**Requirements:**
Among the lines below, how many carry the string "image"? Reply with a number and nothing else.
******************************
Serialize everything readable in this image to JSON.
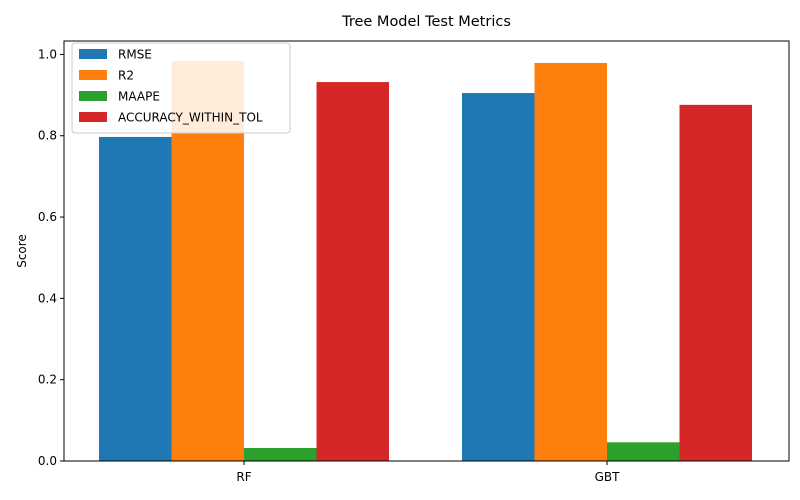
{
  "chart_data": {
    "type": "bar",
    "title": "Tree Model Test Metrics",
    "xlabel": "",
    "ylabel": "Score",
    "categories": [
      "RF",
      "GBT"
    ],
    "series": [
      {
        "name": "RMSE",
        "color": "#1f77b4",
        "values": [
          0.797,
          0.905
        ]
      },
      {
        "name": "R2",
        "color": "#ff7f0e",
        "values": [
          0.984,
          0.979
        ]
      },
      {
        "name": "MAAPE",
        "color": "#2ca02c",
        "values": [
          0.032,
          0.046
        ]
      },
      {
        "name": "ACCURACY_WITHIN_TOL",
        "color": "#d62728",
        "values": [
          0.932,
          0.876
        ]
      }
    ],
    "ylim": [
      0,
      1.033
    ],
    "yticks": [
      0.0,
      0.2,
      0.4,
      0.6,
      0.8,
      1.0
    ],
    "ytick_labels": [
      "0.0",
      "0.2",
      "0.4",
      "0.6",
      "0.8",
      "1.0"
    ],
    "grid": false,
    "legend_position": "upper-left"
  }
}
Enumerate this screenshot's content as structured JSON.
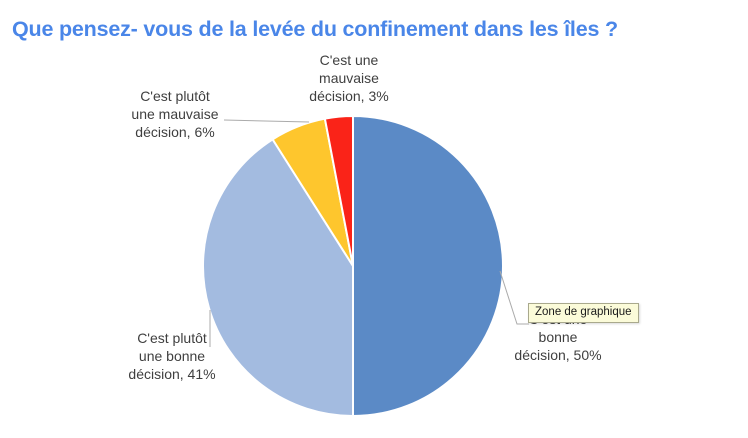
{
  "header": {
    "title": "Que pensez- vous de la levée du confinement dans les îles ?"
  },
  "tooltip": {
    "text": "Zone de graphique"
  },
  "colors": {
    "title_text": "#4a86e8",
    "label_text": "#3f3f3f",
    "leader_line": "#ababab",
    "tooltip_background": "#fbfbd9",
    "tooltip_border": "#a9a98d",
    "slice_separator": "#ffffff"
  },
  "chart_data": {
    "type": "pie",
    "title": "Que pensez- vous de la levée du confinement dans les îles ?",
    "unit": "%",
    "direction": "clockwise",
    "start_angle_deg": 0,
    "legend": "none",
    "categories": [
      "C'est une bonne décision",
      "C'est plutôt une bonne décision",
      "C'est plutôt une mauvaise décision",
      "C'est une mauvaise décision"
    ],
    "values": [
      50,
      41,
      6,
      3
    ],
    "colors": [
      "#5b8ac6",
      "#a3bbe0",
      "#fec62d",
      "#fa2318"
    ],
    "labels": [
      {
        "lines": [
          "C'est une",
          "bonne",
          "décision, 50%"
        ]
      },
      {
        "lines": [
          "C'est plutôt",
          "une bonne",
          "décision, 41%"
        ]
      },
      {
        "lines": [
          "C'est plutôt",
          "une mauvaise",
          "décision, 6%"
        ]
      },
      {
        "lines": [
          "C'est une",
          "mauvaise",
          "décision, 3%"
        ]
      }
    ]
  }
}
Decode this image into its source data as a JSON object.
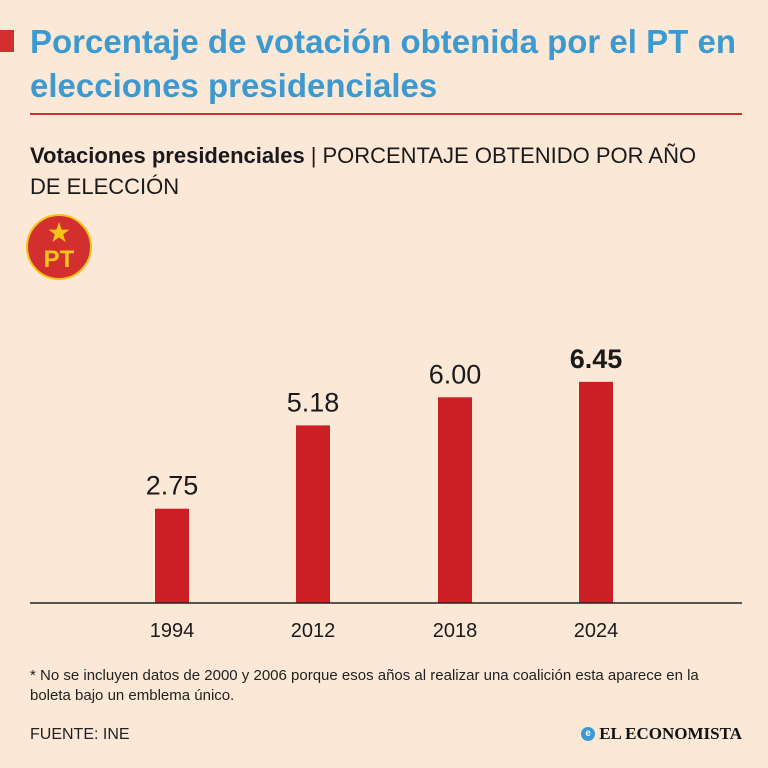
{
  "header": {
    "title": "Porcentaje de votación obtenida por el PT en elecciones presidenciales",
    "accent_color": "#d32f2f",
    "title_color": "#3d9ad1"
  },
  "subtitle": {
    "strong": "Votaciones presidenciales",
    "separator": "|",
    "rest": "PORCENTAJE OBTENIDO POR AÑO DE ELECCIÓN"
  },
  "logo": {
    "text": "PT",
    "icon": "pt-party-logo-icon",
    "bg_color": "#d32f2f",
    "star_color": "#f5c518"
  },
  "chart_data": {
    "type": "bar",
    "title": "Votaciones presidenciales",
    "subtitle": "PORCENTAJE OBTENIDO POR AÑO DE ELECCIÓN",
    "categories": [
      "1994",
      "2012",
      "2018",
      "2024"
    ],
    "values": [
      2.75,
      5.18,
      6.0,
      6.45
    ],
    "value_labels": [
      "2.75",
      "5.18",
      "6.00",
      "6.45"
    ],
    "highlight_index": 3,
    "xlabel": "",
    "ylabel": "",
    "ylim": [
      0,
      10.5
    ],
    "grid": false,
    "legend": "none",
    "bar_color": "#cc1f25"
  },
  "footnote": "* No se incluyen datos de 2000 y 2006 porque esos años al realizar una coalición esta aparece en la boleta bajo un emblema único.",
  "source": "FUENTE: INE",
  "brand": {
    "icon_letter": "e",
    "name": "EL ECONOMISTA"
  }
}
******************************
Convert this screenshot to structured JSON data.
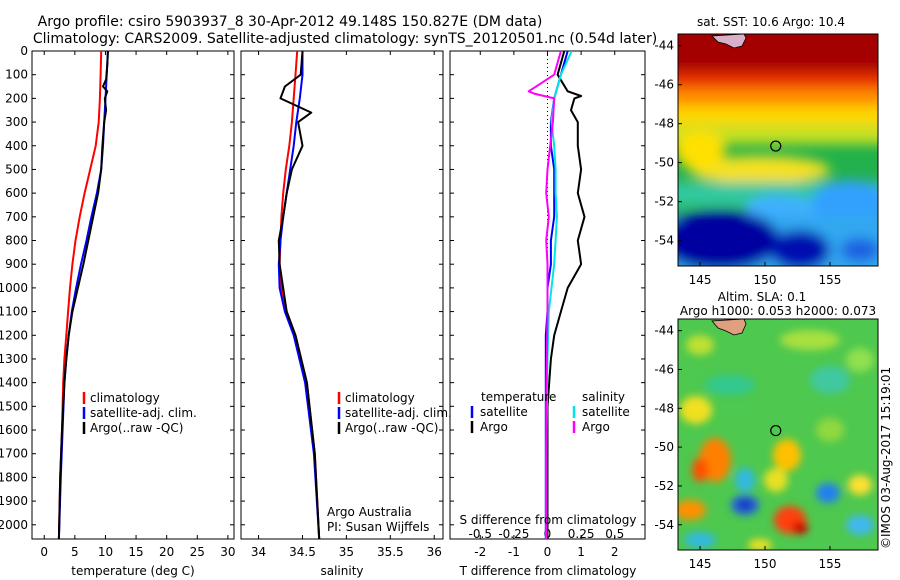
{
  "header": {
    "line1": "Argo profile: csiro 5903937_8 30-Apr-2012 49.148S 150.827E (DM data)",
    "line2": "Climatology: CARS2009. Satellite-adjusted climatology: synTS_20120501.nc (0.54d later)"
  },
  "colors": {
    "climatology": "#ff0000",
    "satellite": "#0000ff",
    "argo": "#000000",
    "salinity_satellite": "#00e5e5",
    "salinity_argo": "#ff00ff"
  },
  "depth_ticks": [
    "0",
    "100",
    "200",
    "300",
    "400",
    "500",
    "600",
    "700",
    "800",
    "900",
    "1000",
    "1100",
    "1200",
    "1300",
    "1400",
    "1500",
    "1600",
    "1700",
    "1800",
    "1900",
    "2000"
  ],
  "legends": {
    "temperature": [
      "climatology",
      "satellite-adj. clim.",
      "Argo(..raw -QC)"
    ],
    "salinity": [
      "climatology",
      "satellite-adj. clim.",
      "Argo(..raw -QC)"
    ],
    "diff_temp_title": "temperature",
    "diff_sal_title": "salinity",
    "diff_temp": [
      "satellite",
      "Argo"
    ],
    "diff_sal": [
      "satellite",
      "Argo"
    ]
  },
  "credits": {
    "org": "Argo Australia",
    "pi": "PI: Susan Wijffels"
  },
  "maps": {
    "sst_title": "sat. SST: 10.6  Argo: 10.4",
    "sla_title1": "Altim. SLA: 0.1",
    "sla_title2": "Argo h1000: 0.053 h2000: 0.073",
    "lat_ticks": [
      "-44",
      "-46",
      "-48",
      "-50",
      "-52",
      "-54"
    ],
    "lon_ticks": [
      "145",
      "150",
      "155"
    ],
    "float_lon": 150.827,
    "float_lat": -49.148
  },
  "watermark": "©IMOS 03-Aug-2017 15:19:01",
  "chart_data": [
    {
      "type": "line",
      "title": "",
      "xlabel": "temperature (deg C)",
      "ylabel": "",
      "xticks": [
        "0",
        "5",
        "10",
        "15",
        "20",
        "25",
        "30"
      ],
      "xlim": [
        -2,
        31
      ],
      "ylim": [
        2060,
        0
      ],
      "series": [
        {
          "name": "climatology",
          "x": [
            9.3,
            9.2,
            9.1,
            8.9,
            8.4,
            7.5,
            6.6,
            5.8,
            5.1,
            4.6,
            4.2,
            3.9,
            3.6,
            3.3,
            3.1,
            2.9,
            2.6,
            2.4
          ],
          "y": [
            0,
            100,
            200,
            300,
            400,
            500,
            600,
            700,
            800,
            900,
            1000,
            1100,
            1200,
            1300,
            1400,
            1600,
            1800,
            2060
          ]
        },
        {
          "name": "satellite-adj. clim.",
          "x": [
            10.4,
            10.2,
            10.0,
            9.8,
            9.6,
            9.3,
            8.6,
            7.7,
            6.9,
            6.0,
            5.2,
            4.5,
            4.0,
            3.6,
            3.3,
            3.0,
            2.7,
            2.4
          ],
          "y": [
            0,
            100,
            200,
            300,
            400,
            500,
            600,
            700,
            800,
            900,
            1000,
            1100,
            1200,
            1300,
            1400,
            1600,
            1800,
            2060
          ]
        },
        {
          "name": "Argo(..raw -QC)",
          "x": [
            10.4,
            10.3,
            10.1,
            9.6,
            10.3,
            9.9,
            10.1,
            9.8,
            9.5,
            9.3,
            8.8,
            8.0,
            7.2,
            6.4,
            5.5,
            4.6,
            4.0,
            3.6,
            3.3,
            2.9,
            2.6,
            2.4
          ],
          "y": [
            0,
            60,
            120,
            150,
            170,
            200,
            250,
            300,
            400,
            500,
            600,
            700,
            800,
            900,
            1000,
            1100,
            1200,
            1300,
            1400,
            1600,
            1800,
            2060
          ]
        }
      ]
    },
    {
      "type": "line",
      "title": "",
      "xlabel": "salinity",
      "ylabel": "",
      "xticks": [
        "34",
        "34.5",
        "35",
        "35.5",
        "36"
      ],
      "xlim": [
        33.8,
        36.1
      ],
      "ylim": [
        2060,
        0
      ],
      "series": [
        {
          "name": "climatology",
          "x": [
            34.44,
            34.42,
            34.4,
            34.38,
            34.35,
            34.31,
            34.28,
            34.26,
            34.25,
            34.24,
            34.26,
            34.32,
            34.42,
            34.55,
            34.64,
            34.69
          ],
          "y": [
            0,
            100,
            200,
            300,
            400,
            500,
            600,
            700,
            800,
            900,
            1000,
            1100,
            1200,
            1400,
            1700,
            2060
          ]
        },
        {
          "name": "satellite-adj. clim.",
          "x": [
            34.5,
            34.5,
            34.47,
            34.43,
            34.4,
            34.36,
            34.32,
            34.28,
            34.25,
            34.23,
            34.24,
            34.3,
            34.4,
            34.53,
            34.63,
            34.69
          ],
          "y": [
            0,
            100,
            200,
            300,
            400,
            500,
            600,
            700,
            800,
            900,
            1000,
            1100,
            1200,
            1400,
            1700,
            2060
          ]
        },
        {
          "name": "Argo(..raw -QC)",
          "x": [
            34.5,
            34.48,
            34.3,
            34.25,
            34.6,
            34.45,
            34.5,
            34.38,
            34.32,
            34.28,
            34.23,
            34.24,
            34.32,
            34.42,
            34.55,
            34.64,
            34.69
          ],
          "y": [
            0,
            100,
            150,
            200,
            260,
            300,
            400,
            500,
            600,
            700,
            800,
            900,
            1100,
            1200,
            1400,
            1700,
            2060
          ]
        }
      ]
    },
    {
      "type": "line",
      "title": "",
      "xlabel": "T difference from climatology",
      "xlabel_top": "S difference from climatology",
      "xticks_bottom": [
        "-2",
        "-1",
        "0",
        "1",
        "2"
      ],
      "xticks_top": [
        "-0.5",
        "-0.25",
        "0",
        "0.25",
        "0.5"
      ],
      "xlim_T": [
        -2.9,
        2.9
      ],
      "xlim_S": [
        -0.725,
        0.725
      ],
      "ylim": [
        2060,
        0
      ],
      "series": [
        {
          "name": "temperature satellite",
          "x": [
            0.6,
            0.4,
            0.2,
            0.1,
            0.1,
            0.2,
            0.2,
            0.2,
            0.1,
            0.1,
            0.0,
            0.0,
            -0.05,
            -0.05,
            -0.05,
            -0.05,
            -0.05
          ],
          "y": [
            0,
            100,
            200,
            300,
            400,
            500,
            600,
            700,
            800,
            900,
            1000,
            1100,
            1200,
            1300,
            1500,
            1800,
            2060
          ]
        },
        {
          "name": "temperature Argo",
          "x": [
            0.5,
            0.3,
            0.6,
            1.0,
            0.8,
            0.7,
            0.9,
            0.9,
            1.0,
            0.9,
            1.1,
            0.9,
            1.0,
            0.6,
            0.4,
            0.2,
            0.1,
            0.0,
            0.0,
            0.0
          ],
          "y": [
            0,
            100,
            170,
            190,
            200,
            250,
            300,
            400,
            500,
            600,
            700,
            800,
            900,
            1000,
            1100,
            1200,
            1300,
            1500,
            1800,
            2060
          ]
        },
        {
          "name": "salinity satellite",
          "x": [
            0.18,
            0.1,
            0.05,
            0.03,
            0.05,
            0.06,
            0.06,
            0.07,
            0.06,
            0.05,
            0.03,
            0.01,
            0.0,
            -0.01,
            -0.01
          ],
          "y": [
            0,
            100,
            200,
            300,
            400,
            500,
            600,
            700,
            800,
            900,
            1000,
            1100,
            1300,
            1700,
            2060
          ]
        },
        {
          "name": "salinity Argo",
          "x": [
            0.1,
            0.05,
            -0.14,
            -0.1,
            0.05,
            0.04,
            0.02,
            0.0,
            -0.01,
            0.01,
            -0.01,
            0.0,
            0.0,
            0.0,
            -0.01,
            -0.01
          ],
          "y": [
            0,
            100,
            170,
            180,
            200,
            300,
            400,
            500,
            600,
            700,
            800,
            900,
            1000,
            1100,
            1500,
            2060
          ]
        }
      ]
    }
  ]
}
******************************
**Answer for this exercise:**
2